__Activity__.
According to the reading passage on Android and netbooks, how much do the biggest hardware OEMs reportedly pay Microsoft for Windows XP on each netbook?

__Reading passage__.
HP and Dell, both allies of Microsoft on many fronts, may preload the Google Android OS rather than Windows on at least some netbooks. That consideration gives Android instant credibility on small PCs, VARs said -- even if the PC makers are using Android to beat price and licensing concessions out of Microsoft, as many partners suspect. Thus far Android is primarily an OS and development platform for mobile phones, but Google clearly has ambitions beyond that.
Microsoft decimated Netscape's overwhelming lead in browsers largely by offering Internet Explorer for free while Netscape tried to charge for its browser. Microsoft charges every OEM a fee for bundling Windows on each machine. The biggest hardware OEMs reportedly pay Microsoft $15 per netbook for Windows XP, whereas Google charges nothing. And resellers agree, it's always hard to beat free.
Still, Microsoft has faced down any number of OS threats over the years and has succeeded in minimizing market share growth of Linux and Mac, some partners said.
"Bringing any new OS into the market is a very big uphill battle, no matter who embraces it," said Paul Clifford, president of The Davenport Group, a St. Paul, Minn. solutions provider. "Look at Linux. It's a marvelous OS endorsed by IBM early on, and it still hasn't penetrated the way people expected it to. Oh, and by the way, it's great."

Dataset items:
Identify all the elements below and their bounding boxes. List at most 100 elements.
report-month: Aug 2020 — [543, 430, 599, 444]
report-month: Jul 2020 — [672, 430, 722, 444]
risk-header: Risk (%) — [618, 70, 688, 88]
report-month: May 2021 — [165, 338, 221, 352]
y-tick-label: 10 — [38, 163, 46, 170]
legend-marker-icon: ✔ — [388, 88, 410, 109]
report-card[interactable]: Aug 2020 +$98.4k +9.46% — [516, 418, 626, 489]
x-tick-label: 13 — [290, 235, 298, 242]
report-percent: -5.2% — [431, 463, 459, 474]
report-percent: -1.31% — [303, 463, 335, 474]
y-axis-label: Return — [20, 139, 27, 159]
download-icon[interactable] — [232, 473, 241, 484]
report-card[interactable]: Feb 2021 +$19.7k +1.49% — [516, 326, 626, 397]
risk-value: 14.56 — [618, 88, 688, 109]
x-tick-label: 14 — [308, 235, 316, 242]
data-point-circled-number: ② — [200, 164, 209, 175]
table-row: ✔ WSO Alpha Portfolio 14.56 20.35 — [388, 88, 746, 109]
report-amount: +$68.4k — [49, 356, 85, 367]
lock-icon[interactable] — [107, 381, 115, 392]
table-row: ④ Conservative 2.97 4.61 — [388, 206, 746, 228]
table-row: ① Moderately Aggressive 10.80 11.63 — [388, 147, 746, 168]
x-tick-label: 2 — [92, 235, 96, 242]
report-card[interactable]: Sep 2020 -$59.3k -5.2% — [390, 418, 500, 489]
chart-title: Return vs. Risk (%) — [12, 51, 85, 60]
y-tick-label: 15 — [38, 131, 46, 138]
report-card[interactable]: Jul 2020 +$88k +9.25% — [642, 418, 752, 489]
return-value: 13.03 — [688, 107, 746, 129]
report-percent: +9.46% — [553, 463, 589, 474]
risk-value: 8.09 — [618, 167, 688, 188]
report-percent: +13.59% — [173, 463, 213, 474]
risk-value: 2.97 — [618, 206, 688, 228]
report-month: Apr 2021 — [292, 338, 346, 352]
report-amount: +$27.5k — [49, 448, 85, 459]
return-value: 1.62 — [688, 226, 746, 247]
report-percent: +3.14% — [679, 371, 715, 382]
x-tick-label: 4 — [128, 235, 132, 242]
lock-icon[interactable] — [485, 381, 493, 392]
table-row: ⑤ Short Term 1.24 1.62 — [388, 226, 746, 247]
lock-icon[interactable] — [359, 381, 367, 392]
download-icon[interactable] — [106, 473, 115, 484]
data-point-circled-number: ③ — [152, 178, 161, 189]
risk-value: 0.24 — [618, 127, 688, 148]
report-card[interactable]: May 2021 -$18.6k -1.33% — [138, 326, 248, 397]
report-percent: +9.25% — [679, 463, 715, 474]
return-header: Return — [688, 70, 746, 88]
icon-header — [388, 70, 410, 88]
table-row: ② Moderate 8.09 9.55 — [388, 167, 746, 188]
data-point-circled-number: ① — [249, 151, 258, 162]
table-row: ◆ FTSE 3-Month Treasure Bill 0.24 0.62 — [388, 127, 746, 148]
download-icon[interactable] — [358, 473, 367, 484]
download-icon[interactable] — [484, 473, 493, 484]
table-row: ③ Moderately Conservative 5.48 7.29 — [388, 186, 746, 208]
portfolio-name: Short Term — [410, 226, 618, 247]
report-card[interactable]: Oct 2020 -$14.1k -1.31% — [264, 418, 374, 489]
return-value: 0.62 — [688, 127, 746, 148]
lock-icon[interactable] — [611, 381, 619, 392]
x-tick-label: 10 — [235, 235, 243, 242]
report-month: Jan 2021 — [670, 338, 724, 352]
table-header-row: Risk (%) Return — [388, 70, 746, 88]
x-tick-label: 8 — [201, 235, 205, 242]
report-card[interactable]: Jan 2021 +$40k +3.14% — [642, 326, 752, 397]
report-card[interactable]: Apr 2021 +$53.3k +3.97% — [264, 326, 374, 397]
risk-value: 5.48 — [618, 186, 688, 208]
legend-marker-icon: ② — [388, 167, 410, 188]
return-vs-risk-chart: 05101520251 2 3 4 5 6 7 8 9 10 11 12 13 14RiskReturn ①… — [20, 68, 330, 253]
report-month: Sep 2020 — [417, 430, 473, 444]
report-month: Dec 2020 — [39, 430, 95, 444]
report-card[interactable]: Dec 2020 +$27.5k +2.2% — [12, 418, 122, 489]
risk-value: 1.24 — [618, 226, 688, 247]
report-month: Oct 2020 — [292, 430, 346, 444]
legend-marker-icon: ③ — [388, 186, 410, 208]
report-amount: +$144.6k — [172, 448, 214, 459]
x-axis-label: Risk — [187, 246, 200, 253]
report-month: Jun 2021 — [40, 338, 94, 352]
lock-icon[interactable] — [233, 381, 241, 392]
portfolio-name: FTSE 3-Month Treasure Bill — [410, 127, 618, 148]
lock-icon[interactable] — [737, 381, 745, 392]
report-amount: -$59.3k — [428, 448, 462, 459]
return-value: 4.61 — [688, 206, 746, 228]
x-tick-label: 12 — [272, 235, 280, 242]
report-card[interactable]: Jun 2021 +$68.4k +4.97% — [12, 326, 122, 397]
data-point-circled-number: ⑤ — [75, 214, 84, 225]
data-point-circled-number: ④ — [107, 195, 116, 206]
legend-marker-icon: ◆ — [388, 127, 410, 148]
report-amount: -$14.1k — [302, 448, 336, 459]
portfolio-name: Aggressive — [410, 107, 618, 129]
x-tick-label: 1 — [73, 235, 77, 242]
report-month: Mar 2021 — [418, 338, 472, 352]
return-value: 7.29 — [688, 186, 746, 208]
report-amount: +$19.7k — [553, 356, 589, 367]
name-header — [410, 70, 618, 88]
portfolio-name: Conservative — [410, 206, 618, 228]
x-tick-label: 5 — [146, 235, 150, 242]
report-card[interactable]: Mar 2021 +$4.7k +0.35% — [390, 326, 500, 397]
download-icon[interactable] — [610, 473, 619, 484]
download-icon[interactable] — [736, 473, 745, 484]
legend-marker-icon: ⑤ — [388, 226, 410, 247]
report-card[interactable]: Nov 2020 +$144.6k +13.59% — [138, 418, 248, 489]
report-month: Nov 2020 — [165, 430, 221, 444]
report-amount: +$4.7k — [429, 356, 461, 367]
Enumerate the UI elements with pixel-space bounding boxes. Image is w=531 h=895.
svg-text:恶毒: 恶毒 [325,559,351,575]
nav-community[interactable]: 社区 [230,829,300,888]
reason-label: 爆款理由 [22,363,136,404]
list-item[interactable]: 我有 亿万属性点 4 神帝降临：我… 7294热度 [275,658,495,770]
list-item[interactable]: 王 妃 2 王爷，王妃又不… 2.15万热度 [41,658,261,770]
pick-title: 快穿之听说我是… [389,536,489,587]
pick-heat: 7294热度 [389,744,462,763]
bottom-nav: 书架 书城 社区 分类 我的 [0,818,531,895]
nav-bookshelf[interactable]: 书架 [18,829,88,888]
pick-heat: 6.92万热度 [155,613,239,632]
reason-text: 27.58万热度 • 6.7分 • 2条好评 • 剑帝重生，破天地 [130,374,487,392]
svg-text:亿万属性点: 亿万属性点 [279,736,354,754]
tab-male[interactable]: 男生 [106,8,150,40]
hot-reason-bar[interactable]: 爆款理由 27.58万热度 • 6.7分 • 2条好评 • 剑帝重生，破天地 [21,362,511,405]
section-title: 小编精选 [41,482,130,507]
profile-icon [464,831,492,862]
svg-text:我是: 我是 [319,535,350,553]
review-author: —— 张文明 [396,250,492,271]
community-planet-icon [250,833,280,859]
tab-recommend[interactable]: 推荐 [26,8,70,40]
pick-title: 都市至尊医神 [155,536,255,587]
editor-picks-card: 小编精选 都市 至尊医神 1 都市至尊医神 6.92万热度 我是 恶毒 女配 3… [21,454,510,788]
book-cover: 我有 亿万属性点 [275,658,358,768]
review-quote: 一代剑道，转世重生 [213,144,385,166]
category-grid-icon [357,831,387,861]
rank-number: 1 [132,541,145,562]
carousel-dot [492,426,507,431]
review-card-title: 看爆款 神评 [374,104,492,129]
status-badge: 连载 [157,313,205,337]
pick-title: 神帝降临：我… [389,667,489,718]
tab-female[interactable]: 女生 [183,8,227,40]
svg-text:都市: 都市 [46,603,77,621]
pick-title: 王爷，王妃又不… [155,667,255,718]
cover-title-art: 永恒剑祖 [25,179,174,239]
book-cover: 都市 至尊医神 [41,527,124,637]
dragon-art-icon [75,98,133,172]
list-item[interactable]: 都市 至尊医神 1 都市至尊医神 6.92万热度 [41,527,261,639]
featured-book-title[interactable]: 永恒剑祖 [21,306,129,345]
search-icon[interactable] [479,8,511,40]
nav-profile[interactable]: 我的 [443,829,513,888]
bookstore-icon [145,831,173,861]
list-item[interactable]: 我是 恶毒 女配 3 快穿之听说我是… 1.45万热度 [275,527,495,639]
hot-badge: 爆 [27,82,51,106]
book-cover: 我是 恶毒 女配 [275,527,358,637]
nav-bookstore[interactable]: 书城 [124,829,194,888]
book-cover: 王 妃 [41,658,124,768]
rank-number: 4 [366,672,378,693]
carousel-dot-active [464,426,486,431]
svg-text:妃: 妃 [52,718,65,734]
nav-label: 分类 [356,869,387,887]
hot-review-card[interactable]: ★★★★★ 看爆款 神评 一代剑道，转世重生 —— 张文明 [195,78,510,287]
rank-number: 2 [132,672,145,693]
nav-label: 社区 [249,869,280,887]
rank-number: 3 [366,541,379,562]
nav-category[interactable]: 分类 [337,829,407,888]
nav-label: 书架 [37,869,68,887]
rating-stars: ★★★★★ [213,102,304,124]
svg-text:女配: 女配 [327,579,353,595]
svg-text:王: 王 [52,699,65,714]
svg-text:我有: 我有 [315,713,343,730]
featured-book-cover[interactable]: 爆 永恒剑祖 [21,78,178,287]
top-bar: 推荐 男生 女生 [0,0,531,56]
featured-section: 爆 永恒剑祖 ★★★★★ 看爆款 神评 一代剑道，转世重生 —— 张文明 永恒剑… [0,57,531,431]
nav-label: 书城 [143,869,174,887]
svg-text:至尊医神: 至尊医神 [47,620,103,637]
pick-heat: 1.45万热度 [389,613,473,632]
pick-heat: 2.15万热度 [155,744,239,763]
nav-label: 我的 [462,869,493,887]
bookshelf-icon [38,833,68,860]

__Written solution__.
$15 per netbook